§ **Given problem**
Of all the lines in this data, how many include "условии"? Respond with the number only.

Begin Entries

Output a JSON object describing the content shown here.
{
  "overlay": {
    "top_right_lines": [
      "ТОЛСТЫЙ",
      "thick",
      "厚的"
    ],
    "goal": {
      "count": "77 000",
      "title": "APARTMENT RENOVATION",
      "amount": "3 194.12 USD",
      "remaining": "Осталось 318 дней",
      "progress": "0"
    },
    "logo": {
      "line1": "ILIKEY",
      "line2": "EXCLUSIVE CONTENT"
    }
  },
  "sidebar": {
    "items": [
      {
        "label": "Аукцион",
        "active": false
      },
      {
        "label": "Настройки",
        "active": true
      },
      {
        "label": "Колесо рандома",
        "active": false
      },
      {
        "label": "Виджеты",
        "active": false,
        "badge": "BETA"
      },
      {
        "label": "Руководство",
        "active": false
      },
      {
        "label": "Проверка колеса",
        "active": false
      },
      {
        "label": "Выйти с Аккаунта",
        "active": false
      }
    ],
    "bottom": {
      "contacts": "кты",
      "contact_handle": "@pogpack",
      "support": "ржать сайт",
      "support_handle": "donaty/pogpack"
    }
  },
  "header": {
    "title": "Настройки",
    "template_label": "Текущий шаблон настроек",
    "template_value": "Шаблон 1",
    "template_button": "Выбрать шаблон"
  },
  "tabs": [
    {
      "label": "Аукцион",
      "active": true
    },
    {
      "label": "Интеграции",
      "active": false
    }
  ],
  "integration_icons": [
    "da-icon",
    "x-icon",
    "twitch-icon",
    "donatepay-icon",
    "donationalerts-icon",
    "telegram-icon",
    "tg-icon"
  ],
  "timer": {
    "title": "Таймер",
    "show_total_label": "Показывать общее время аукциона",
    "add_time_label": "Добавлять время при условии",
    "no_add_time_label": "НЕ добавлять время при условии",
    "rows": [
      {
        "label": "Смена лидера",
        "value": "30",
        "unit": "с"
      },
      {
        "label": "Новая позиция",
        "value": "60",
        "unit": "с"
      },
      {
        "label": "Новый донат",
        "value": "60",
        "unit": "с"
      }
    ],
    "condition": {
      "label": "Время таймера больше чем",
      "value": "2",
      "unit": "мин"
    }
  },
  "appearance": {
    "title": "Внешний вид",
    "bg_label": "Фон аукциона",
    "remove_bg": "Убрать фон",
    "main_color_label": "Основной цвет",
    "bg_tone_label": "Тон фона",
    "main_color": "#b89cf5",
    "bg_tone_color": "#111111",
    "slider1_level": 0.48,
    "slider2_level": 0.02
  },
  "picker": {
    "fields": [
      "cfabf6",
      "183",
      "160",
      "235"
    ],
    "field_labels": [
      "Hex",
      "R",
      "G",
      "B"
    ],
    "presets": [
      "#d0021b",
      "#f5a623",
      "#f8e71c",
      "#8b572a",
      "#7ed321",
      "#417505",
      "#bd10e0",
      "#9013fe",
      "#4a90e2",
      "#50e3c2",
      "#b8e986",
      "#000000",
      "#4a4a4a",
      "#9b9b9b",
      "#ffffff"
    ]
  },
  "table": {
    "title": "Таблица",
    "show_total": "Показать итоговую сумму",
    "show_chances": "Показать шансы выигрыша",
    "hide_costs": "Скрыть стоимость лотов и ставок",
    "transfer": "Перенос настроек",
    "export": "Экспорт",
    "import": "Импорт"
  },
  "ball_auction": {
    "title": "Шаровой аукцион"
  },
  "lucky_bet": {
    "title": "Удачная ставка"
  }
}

End Entries

§ **Answer for this exercise**
2